— start Rows —

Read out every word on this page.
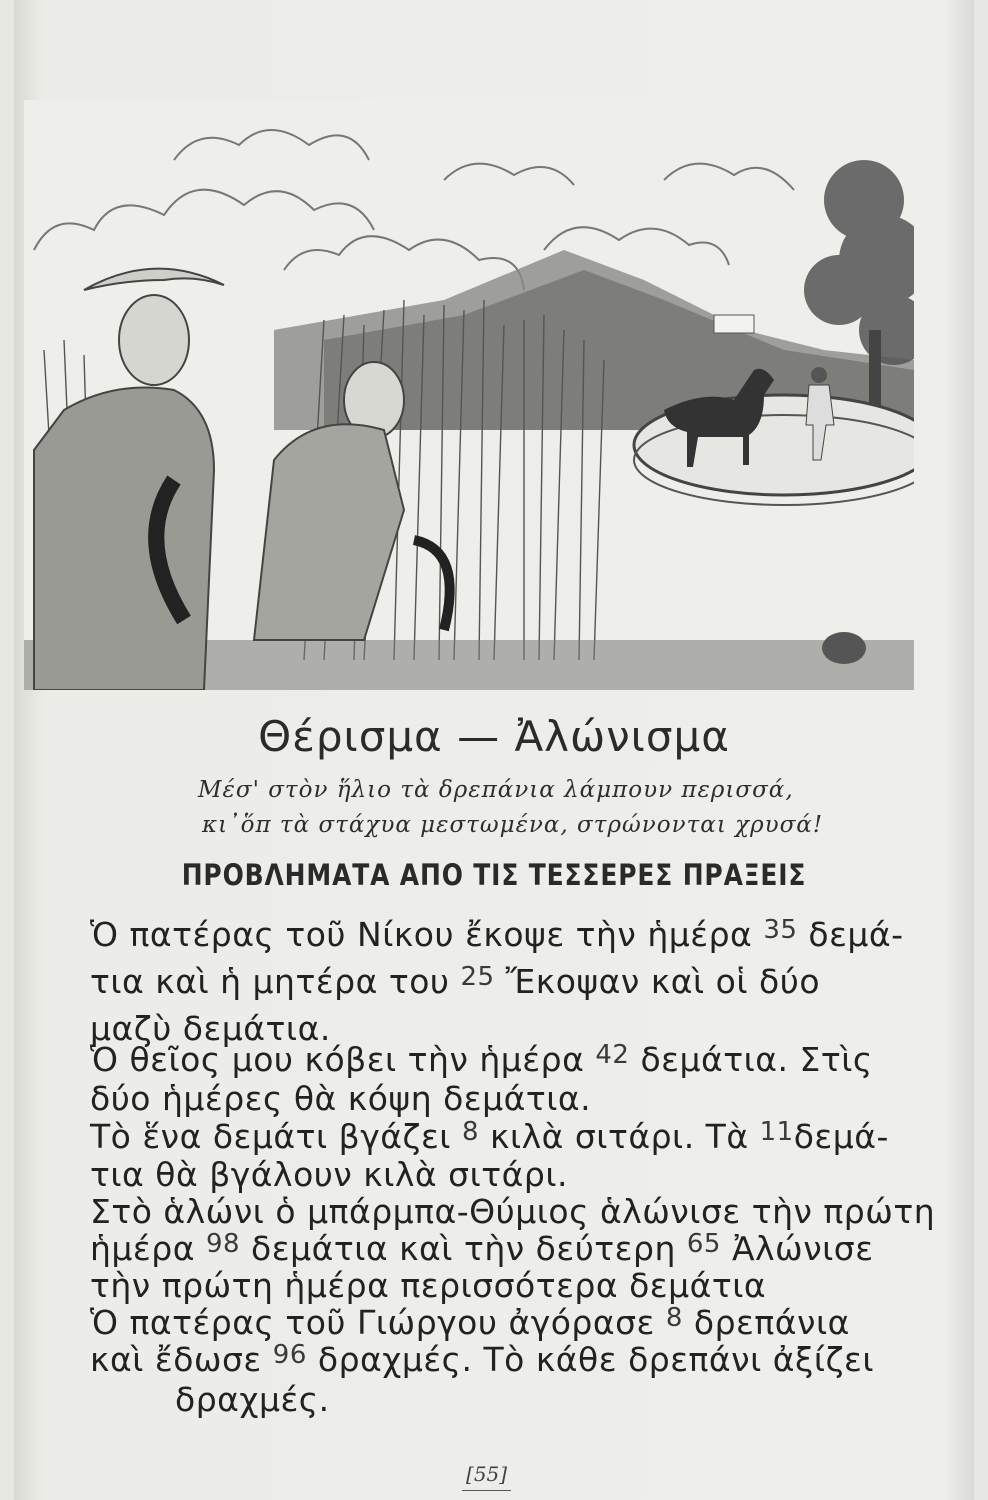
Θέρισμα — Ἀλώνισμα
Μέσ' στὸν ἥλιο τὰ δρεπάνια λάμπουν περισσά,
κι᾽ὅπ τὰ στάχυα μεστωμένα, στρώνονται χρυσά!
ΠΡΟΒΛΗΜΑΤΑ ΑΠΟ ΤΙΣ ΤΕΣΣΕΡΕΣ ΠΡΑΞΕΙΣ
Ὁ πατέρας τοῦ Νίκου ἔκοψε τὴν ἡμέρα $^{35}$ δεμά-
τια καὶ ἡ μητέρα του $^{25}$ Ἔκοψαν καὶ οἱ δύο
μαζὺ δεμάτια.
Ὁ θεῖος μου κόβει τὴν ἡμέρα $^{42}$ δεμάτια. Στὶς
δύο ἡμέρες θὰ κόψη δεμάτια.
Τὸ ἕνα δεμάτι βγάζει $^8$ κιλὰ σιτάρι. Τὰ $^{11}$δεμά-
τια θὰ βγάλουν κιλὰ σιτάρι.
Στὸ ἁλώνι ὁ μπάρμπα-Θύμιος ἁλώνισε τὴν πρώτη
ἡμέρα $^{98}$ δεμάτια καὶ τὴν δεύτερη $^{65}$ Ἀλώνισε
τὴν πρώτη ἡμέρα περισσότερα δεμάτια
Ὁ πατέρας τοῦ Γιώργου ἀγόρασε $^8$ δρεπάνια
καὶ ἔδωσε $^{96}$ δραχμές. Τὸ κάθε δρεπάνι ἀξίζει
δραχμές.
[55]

— end Rows —
— start Rows —

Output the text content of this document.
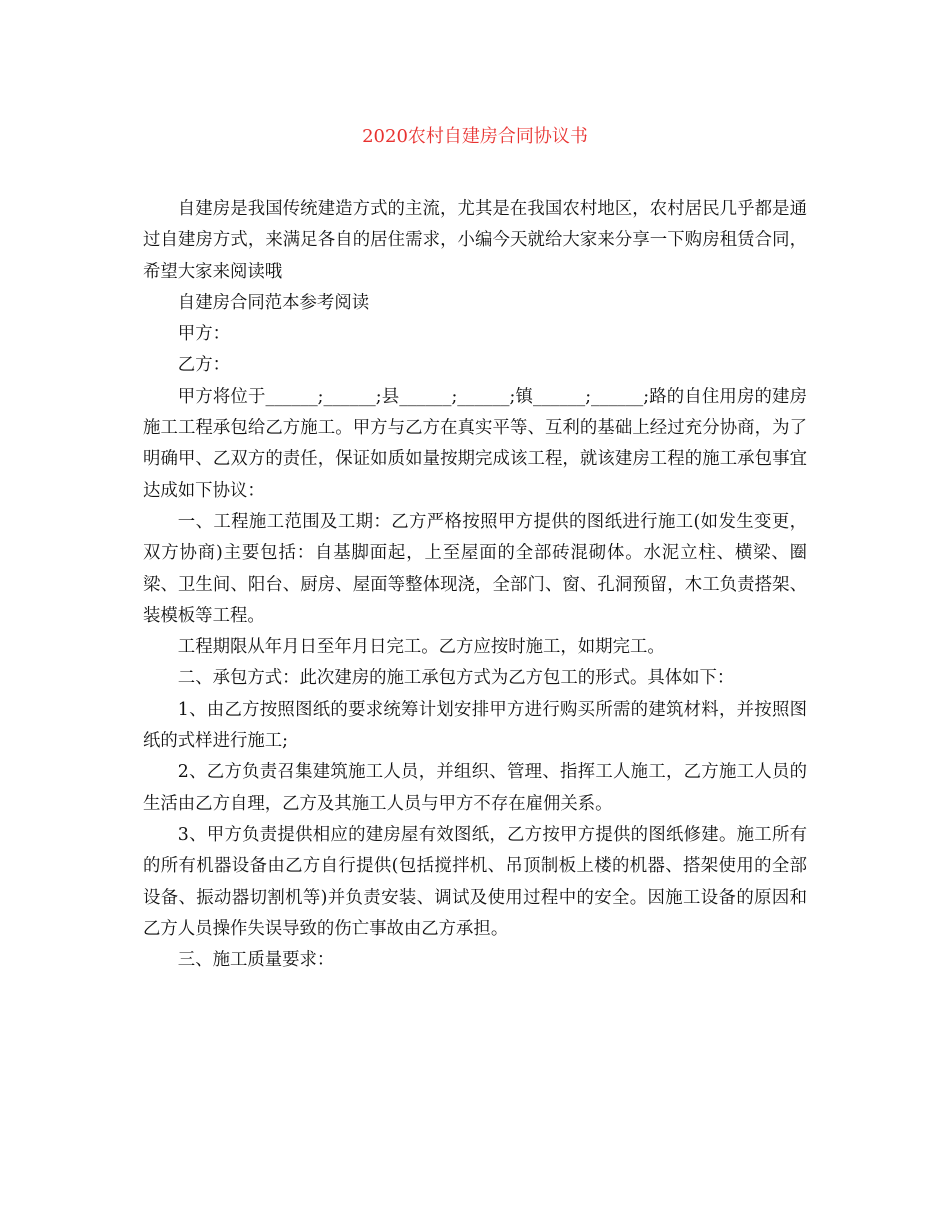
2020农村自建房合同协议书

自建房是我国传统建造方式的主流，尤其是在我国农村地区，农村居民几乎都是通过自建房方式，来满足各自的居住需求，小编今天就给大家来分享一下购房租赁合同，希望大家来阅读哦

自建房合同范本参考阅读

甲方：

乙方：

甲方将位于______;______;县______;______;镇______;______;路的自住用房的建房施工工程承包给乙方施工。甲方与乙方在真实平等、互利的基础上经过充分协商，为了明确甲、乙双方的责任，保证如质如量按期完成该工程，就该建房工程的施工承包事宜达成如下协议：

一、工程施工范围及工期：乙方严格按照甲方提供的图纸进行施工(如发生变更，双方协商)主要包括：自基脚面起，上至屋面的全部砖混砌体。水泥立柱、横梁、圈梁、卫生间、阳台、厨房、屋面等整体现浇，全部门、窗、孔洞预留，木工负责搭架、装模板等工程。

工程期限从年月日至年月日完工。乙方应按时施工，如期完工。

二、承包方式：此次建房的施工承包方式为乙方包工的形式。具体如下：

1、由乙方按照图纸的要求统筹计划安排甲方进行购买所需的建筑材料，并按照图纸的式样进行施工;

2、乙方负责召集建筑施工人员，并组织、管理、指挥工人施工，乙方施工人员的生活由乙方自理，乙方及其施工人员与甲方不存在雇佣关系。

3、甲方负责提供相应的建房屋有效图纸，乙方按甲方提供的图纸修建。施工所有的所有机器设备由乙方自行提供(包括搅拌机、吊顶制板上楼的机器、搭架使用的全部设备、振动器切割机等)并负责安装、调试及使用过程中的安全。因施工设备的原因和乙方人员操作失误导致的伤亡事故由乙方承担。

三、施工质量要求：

— end Rows —

◆ **Exercise details**
Work out how many lines of the data hold the string "πρώτη". Reply with that number alone.

◆ **Written solution**
2